Problem statement:
Write out the whole listing again, exactly as given.

Source data:
>>>>>

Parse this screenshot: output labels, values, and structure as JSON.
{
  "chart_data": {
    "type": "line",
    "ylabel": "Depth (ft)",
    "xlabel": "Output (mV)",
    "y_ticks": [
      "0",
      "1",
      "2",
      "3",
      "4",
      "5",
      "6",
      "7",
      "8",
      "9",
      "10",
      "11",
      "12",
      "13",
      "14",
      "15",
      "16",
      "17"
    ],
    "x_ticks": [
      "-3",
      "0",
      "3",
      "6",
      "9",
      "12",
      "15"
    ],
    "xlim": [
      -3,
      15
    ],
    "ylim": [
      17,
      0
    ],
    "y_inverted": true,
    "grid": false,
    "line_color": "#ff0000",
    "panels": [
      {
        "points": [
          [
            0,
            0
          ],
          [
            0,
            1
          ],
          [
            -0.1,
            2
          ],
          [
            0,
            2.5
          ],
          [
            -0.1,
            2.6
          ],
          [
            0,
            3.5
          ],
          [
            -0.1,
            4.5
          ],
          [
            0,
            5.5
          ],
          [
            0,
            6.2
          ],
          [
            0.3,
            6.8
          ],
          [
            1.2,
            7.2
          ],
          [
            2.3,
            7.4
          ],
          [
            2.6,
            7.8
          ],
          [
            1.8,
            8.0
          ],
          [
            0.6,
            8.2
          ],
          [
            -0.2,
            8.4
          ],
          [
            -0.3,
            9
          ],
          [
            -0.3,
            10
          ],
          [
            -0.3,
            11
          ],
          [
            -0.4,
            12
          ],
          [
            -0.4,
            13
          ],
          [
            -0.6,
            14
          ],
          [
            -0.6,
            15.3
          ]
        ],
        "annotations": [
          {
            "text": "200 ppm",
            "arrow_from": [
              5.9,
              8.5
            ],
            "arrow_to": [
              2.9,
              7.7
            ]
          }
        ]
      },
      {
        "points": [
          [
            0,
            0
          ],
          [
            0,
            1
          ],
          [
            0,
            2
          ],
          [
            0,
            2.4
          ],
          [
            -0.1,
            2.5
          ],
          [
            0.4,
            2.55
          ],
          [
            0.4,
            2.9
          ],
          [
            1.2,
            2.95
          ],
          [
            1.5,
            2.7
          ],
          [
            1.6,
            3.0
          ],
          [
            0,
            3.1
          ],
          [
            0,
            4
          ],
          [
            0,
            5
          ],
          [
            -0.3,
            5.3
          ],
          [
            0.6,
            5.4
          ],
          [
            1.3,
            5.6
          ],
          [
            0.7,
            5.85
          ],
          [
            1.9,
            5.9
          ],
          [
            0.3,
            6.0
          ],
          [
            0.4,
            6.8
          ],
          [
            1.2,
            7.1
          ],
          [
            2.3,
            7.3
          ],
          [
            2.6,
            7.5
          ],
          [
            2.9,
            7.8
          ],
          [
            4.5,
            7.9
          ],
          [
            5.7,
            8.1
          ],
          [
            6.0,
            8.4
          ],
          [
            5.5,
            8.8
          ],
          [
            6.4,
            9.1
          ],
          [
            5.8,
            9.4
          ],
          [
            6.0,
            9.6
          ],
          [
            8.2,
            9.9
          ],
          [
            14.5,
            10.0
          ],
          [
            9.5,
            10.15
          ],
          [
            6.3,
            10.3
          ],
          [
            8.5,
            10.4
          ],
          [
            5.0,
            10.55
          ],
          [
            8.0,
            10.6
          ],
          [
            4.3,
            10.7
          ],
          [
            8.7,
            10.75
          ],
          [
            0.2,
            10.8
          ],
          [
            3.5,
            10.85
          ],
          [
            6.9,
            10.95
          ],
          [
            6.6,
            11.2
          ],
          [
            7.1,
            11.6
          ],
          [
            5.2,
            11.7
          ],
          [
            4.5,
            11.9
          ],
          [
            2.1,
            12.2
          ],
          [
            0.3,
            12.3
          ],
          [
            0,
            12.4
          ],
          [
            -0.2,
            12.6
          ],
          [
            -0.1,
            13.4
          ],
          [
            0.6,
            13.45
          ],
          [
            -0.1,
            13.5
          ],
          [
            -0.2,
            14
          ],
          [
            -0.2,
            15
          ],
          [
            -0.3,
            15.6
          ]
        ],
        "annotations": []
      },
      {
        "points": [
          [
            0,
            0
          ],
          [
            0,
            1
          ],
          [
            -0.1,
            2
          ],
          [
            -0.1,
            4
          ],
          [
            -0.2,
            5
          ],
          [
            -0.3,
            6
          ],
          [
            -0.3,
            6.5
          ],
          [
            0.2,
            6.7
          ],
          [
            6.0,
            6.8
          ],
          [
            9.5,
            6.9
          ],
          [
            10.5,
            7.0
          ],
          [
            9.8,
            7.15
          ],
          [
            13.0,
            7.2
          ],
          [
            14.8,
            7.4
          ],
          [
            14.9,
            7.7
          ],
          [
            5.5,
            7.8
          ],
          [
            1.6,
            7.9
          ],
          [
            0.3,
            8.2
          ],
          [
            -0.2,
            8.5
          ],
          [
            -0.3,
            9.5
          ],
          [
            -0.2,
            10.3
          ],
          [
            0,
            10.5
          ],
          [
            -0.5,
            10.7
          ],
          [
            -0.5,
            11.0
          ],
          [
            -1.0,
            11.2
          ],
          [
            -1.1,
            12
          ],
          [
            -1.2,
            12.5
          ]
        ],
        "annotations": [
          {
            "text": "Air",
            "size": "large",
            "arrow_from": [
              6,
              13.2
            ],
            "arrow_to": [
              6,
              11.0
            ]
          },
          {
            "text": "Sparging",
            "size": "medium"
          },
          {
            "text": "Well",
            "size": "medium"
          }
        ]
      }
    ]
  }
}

<<<<<

Solution to the problem:
Parse this screenshot: output labels, values, and structure as JSON.
{
  "chart_data": {
    "type": "line",
    "ylabel": "Depth (ft)",
    "xlabel": "Output (mV)",
    "y_ticks": [
      "0",
      "1",
      "2",
      "3",
      "4",
      "5",
      "6",
      "7",
      "8",
      "9",
      "10",
      "11",
      "12",
      "13",
      "14",
      "15",
      "16",
      "17"
    ],
    "x_ticks": [
      "-3",
      "0",
      "3",
      "6",
      "9",
      "12",
      "15"
    ],
    "xlim": [
      -3,
      15
    ],
    "ylim": [
      17,
      0
    ],
    "y_inverted": true,
    "grid": false,
    "line_color": "#ff0000",
    "panels": [
      {
        "points": [
          [
            0,
            0
          ],
          [
            0,
            1
          ],
          [
            -0.1,
            2
          ],
          [
            0,
            2.5
          ],
          [
            -0.1,
            2.6
          ],
          [
            0,
            3.5
          ],
          [
            -0.1,
            4.5
          ],
          [
            0,
            5.5
          ],
          [
            0,
            6.2
          ],
          [
            0.3,
            6.8
          ],
          [
            1.2,
            7.2
          ],
          [
            2.3,
            7.4
          ],
          [
            2.6,
            7.8
          ],
          [
            1.8,
            8.0
          ],
          [
            0.6,
            8.2
          ],
          [
            -0.2,
            8.4
          ],
          [
            -0.3,
            9
          ],
          [
            -0.3,
            10
          ],
          [
            -0.3,
            11
          ],
          [
            -0.4,
            12
          ],
          [
            -0.4,
            13
          ],
          [
            -0.6,
            14
          ],
          [
            -0.6,
            15.3
          ]
        ],
        "annotations": [
          {
            "text": "200 ppm",
            "arrow_from": [
              5.9,
              8.5
            ],
            "arrow_to": [
              2.9,
              7.7
            ]
          }
        ]
      },
      {
        "points": [
          [
            0,
            0
          ],
          [
            0,
            1
          ],
          [
            0,
            2
          ],
          [
            0,
            2.4
          ],
          [
            -0.1,
            2.5
          ],
          [
            0.4,
            2.55
          ],
          [
            0.4,
            2.9
          ],
          [
            1.2,
            2.95
          ],
          [
            1.5,
            2.7
          ],
          [
            1.6,
            3.0
          ],
          [
            0,
            3.1
          ],
          [
            0,
            4
          ],
          [
            0,
            5
          ],
          [
            -0.3,
            5.3
          ],
          [
            0.6,
            5.4
          ],
          [
            1.3,
            5.6
          ],
          [
            0.7,
            5.85
          ],
          [
            1.9,
            5.9
          ],
          [
            0.3,
            6.0
          ],
          [
            0.4,
            6.8
          ],
          [
            1.2,
            7.1
          ],
          [
            2.3,
            7.3
          ],
          [
            2.6,
            7.5
          ],
          [
            2.9,
            7.8
          ],
          [
            4.5,
            7.9
          ],
          [
            5.7,
            8.1
          ],
          [
            6.0,
            8.4
          ],
          [
            5.5,
            8.8
          ],
          [
            6.4,
            9.1
          ],
          [
            5.8,
            9.4
          ],
          [
            6.0,
            9.6
          ],
          [
            8.2,
            9.9
          ],
          [
            14.5,
            10.0
          ],
          [
            9.5,
            10.15
          ],
          [
            6.3,
            10.3
          ],
          [
            8.5,
            10.4
          ],
          [
            5.0,
            10.55
          ],
          [
            8.0,
            10.6
          ],
          [
            4.3,
            10.7
          ],
          [
            8.7,
            10.75
          ],
          [
            0.2,
            10.8
          ],
          [
            3.5,
            10.85
          ],
          [
            6.9,
            10.95
          ],
          [
            6.6,
            11.2
          ],
          [
            7.1,
            11.6
          ],
          [
            5.2,
            11.7
          ],
          [
            4.5,
            11.9
          ],
          [
            2.1,
            12.2
          ],
          [
            0.3,
            12.3
          ],
          [
            0,
            12.4
          ],
          [
            -0.2,
            12.6
          ],
          [
            -0.1,
            13.4
          ],
          [
            0.6,
            13.45
          ],
          [
            -0.1,
            13.5
          ],
          [
            -0.2,
            14
          ],
          [
            -0.2,
            15
          ],
          [
            -0.3,
            15.6
          ]
        ],
        "annotations": []
      },
      {
        "points": [
          [
            0,
            0
          ],
          [
            0,
            1
          ],
          [
            -0.1,
            2
          ],
          [
            -0.1,
            4
          ],
          [
            -0.2,
            5
          ],
          [
            -0.3,
            6
          ],
          [
            -0.3,
            6.5
          ],
          [
            0.2,
            6.7
          ],
          [
            6.0,
            6.8
          ],
          [
            9.5,
            6.9
          ],
          [
            10.5,
            7.0
          ],
          [
            9.8,
            7.15
          ],
          [
            13.0,
            7.2
          ],
          [
            14.8,
            7.4
          ],
          [
            14.9,
            7.7
          ],
          [
            5.5,
            7.8
          ],
          [
            1.6,
            7.9
          ],
          [
            0.3,
            8.2
          ],
          [
            -0.2,
            8.5
          ],
          [
            -0.3,
            9.5
          ],
          [
            -0.2,
            10.3
          ],
          [
            0,
            10.5
          ],
          [
            -0.5,
            10.7
          ],
          [
            -0.5,
            11.0
          ],
          [
            -1.0,
            11.2
          ],
          [
            -1.1,
            12
          ],
          [
            -1.2,
            12.5
          ]
        ],
        "annotations": [
          {
            "text": "Air",
            "size": "large",
            "arrow_from": [
              6,
              13.2
            ],
            "arrow_to": [
              6,
              11.0
            ]
          },
          {
            "text": "Sparging",
            "size": "medium"
          },
          {
            "text": "Well",
            "size": "medium"
          }
        ]
      }
    ]
  }
}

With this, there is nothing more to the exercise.